>> begin

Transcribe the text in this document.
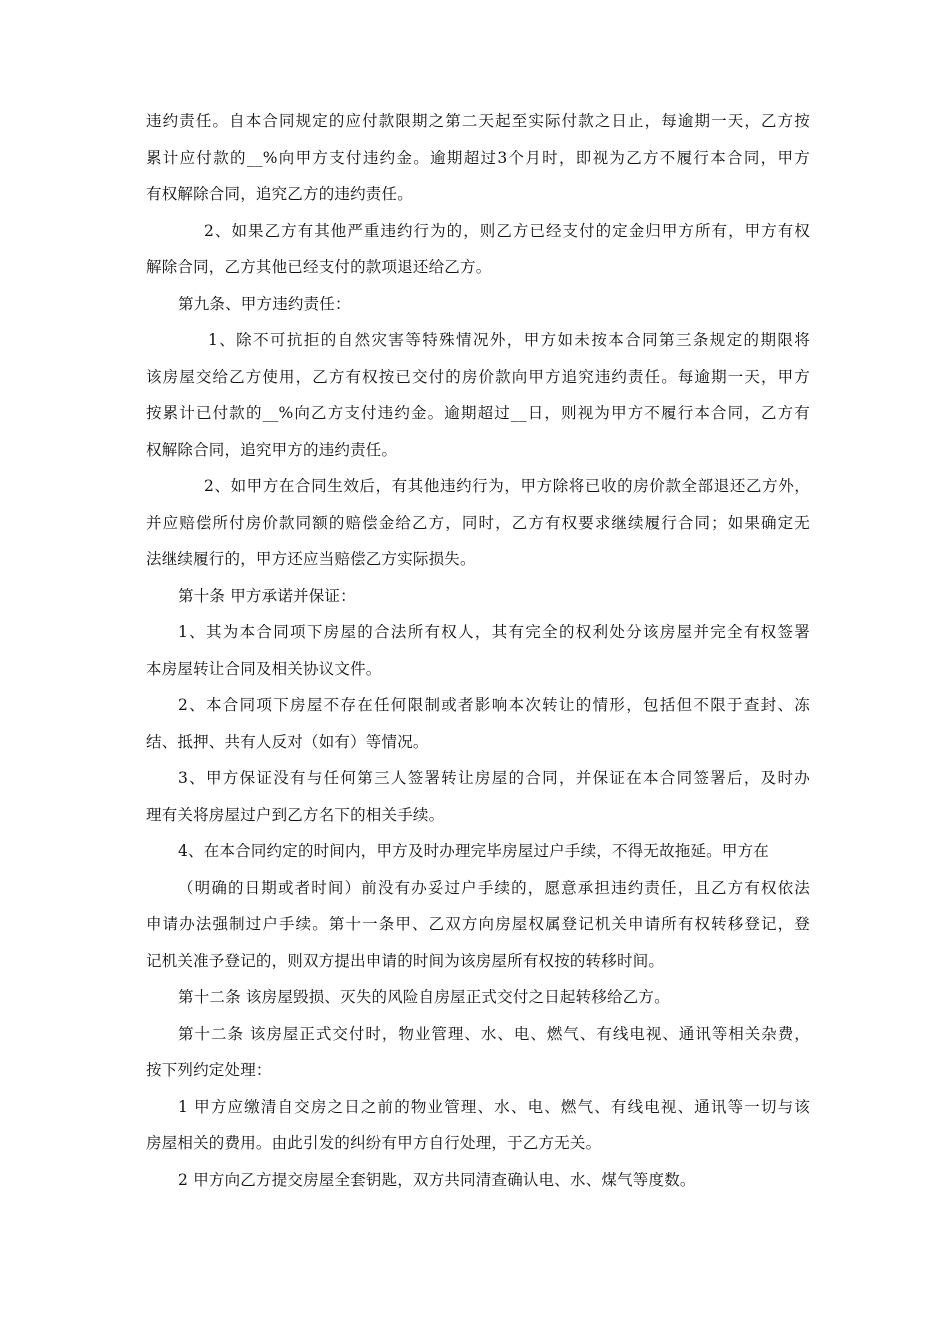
违约责任。自本合同规定的应付款限期之第二天起至实际付款之日止，每逾期一天，乙方按
累计应付款的__%向甲方支付违约金。逾期超过3个月时，即视为乙方不履行本合同，甲方
有权解除合同，追究乙方的违约责任。
2、如果乙方有其他严重违约行为的，则乙方已经支付的定金归甲方所有，甲方有权
解除合同，乙方其他已经支付的款项退还给乙方。
第九条、甲方违约责任：
1、除不可抗拒的自然灾害等特殊情况外，甲方如未按本合同第三条规定的期限将
该房屋交给乙方使用，乙方有权按已交付的房价款向甲方追究违约责任。每逾期一天，甲方
按累计已付款的__%向乙方支付违约金。逾期超过__日，则视为甲方不履行本合同，乙方有
权解除合同，追究甲方的违约责任。
2、如甲方在合同生效后，有其他违约行为，甲方除将已收的房价款全部退还乙方外，
并应赔偿所付房价款同额的赔偿金给乙方，同时，乙方有权要求继续履行合同；如果确定无
法继续履行的，甲方还应当赔偿乙方实际损失。
第十条 甲方承诺并保证：
1、其为本合同项下房屋的合法所有权人，其有完全的权利处分该房屋并完全有权签署
本房屋转让合同及相关协议文件。
2、本合同项下房屋不存在任何限制或者影响本次转让的情形，包括但不限于查封、冻
结、抵押、共有人反对（如有）等情况。
3、甲方保证没有与任何第三人签署转让房屋的合同，并保证在本合同签署后，及时办
理有关将房屋过户到乙方名下的相关手续。
4、在本合同约定的时间内，甲方及时办理完毕房屋过户手续，不得无故拖延。甲方在
（明确的日期或者时间）前没有办妥过户手续的，愿意承担违约责任，且乙方有权依法
申请办法强制过户手续。第十一条甲、乙双方向房屋权属登记机关申请所有权转移登记，登
记机关准予登记的，则双方提出申请的时间为该房屋所有权按的转移时间。
第十二条 该房屋毁损、灭失的风险自房屋正式交付之日起转移给乙方。
第十二条 该房屋正式交付时，物业管理、水、电、燃气、有线电视、通讯等相关杂费，
按下列约定处理：
1 甲方应缴清自交房之日之前的物业管理、水、电、燃气、有线电视、通讯等一切与该
房屋相关的费用。由此引发的纠纷有甲方自行处理，于乙方无关。
2 甲方向乙方提交房屋全套钥匙，双方共同清查确认电、水、煤气等度数。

>> end

### Written request
Set down every entry word for word, but omit the pictures.

### Expected answer
Transcribe the text in this document.
违约责任。自本合同规定的应付款限期之第二天起至实际付款之日止，每逾期一天，乙方按
累计应付款的__%向甲方支付违约金。逾期超过3个月时，即视为乙方不履行本合同，甲方
有权解除合同，追究乙方的违约责任。
2、如果乙方有其他严重违约行为的，则乙方已经支付的定金归甲方所有，甲方有权
解除合同，乙方其他已经支付的款项退还给乙方。
第九条、甲方违约责任：
1、除不可抗拒的自然灾害等特殊情况外，甲方如未按本合同第三条规定的期限将
该房屋交给乙方使用，乙方有权按已交付的房价款向甲方追究违约责任。每逾期一天，甲方
按累计已付款的__%向乙方支付违约金。逾期超过__日，则视为甲方不履行本合同，乙方有
权解除合同，追究甲方的违约责任。
2、如甲方在合同生效后，有其他违约行为，甲方除将已收的房价款全部退还乙方外，
并应赔偿所付房价款同额的赔偿金给乙方，同时，乙方有权要求继续履行合同；如果确定无
法继续履行的，甲方还应当赔偿乙方实际损失。
第十条 甲方承诺并保证：
1、其为本合同项下房屋的合法所有权人，其有完全的权利处分该房屋并完全有权签署
本房屋转让合同及相关协议文件。
2、本合同项下房屋不存在任何限制或者影响本次转让的情形，包括但不限于查封、冻
结、抵押、共有人反对（如有）等情况。
3、甲方保证没有与任何第三人签署转让房屋的合同，并保证在本合同签署后，及时办
理有关将房屋过户到乙方名下的相关手续。
4、在本合同约定的时间内，甲方及时办理完毕房屋过户手续，不得无故拖延。甲方在
（明确的日期或者时间）前没有办妥过户手续的，愿意承担违约责任，且乙方有权依法
申请办法强制过户手续。第十一条甲、乙双方向房屋权属登记机关申请所有权转移登记，登
记机关准予登记的，则双方提出申请的时间为该房屋所有权按的转移时间。
第十二条 该房屋毁损、灭失的风险自房屋正式交付之日起转移给乙方。
第十二条 该房屋正式交付时，物业管理、水、电、燃气、有线电视、通讯等相关杂费，
按下列约定处理：
1 甲方应缴清自交房之日之前的物业管理、水、电、燃气、有线电视、通讯等一切与该
房屋相关的费用。由此引发的纠纷有甲方自行处理，于乙方无关。
2 甲方向乙方提交房屋全套钥匙，双方共同清查确认电、水、煤气等度数。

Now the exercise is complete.